------ Text block ------

She organises the book in pairs of chapters – each pair starts with a commentary on what happened during that particular era and is followed by a chapter discussing “Catholic thought and culture” during that time. Each chapter ends with “Food for thought”, a short reflection section that links the issues of the day with issues of our day, and “Reading suggestions”, comprising her recommendations for further reading on specific topics.
These are the time periods covered and some topics and people (mostly the stout defenders of the faith and the loudest challengers of the teachings of the Church) discussed.
The early Church
early Christian communities, persecution by the Roman empire and early martyrs (e.g. Sts. Felicity and Perpetua)

------

*Work instructions:*
[A] Answer these from the passage about the book:
(i) What is the short reflection section at the end of each chapter called?
(ii) What does the second chapter in each pair discuss?
(iii) Which saints are named as examples of early martyrs?
[B] Return the part of the passage about the book starting at "She organises the" and ending at "the Church) discussed.", copied without any changes.
Answer using only the passage about the book.

------ Record set ------

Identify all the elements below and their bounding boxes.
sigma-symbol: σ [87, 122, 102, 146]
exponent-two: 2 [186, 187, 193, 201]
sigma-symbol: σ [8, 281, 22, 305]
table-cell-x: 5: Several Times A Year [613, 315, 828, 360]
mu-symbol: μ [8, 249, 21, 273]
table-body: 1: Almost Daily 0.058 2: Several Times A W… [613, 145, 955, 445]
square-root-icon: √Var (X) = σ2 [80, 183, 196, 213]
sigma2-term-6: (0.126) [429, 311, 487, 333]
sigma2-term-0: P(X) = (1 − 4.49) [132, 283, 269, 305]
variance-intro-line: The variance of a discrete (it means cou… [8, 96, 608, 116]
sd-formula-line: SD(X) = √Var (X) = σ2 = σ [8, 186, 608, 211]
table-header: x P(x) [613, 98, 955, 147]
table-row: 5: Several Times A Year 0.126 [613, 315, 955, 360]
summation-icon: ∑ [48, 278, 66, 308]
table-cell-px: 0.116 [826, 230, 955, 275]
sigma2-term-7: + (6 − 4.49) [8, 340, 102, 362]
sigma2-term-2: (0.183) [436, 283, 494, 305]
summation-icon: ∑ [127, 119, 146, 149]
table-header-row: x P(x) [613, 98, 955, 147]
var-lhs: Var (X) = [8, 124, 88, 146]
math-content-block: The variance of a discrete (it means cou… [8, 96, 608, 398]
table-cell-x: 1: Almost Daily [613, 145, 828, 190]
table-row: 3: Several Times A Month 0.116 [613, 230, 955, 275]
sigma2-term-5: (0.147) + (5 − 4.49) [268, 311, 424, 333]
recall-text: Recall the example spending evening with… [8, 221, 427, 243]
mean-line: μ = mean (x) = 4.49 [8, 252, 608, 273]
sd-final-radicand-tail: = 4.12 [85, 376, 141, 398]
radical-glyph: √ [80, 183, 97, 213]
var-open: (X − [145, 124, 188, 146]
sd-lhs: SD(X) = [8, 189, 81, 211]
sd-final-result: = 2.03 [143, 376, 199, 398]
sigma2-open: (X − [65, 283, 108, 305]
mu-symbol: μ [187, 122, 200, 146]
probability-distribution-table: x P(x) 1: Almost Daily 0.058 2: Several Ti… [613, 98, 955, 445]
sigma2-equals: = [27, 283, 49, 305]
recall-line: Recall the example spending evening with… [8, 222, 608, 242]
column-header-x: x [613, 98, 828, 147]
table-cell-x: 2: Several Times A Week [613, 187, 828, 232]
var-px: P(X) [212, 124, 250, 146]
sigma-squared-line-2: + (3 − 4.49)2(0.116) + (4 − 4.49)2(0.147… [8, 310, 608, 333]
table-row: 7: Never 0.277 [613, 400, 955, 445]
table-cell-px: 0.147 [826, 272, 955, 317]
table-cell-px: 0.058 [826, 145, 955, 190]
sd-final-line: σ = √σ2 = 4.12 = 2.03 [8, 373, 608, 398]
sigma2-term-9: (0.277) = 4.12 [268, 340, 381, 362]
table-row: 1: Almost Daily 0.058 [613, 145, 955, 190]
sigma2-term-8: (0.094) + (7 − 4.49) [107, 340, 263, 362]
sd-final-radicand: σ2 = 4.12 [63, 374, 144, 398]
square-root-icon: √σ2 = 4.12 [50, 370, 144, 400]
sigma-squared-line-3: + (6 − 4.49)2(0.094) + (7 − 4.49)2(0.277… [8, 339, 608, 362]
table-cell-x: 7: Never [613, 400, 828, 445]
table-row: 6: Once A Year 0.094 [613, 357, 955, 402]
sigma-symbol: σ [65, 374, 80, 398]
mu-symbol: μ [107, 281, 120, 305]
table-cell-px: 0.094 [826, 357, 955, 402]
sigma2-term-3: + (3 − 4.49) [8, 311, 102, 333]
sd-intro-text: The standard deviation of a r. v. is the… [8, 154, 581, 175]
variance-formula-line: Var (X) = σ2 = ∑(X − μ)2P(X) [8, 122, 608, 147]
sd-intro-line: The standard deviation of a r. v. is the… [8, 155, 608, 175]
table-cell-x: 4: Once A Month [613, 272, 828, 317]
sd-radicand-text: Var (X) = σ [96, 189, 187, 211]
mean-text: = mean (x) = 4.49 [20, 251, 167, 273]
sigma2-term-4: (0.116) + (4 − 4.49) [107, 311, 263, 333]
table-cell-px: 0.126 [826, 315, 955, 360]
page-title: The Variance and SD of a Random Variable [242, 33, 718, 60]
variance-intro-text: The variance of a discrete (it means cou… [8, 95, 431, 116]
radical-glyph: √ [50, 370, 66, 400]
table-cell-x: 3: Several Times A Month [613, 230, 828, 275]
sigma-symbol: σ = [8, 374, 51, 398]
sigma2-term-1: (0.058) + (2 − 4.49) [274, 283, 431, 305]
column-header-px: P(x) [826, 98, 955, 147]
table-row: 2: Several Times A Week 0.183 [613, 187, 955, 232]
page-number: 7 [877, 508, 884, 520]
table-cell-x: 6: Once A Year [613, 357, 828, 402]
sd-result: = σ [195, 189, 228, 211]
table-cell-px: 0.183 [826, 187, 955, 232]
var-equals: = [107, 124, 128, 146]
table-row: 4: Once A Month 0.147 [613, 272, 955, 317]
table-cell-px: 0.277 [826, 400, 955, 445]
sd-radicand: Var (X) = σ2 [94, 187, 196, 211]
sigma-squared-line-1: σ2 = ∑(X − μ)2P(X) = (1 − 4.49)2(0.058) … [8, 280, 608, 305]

------

*Responses by item number:*
[A]
(i) "Food for thought"
(ii) "Catholic thought and culture" during that particular era
(iii) Sts. Felicity and Perpetua

[B]
She organises the book in pairs of chapters – each pair starts with a commentary on what happened during that particular era and is followed by a chapter discussing “Catholic thought and culture” during that time. Each chapter ends with “Food for thought”, a short reflection section that links the issues of the day with issues of our day, and “Reading suggestions”, comprising her recommendations for further reading on specific topics.
These are the time periods covered and some topics and people (mostly the stout defenders of the faith and the loudest challengers of the teachings of the Church) discussed.